## TASK PROMPT
Gather up every line from the entries below that uses the word "während".

## PROVIDED RECORDS
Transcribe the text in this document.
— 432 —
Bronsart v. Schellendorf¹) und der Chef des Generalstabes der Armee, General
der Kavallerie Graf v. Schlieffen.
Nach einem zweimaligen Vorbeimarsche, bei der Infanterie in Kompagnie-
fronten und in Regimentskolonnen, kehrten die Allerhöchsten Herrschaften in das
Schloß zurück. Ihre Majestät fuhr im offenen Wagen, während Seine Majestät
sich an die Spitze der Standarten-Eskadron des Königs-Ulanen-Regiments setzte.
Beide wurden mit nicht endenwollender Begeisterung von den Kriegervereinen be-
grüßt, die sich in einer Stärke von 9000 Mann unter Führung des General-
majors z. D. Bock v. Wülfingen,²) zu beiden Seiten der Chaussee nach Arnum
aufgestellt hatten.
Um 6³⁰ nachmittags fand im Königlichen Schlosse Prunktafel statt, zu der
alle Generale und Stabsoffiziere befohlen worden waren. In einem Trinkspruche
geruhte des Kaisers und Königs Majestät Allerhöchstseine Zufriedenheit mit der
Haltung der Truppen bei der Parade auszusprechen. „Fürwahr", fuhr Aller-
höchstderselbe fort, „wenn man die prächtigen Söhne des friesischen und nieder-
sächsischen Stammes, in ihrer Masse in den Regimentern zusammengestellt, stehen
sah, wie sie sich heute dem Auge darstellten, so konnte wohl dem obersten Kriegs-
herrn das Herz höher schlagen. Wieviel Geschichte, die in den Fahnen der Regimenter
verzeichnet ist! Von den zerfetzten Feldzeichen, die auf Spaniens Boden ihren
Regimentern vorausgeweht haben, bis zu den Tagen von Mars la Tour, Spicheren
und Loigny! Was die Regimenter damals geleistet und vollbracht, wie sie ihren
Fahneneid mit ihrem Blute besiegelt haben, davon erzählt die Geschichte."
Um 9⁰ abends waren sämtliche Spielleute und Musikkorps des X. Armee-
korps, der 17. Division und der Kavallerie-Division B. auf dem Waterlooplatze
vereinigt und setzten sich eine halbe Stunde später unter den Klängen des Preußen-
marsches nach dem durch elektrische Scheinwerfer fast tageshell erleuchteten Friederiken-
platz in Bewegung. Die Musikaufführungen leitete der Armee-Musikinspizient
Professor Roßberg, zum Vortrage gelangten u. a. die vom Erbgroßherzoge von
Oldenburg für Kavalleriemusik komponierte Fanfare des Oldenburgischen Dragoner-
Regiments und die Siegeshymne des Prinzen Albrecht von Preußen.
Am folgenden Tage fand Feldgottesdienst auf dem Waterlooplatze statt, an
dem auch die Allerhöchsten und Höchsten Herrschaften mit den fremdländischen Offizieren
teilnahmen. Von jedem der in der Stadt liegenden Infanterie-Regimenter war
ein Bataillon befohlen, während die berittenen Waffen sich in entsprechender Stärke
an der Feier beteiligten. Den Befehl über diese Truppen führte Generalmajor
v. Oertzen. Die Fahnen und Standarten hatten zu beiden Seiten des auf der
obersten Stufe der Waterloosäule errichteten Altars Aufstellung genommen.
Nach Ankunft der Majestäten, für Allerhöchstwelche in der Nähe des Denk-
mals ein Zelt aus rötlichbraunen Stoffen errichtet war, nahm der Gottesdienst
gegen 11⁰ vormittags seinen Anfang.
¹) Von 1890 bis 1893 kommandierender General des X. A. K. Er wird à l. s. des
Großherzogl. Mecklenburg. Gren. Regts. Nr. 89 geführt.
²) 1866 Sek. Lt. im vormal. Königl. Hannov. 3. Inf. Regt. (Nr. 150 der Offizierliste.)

## RESPONSE BOX
Schloß zurück. Ihre Majestät fuhr im offenen Wagen, während Seine Majestät
ein Bataillon befohlen, während die berittenen Waffen sich in entsprechender Stärke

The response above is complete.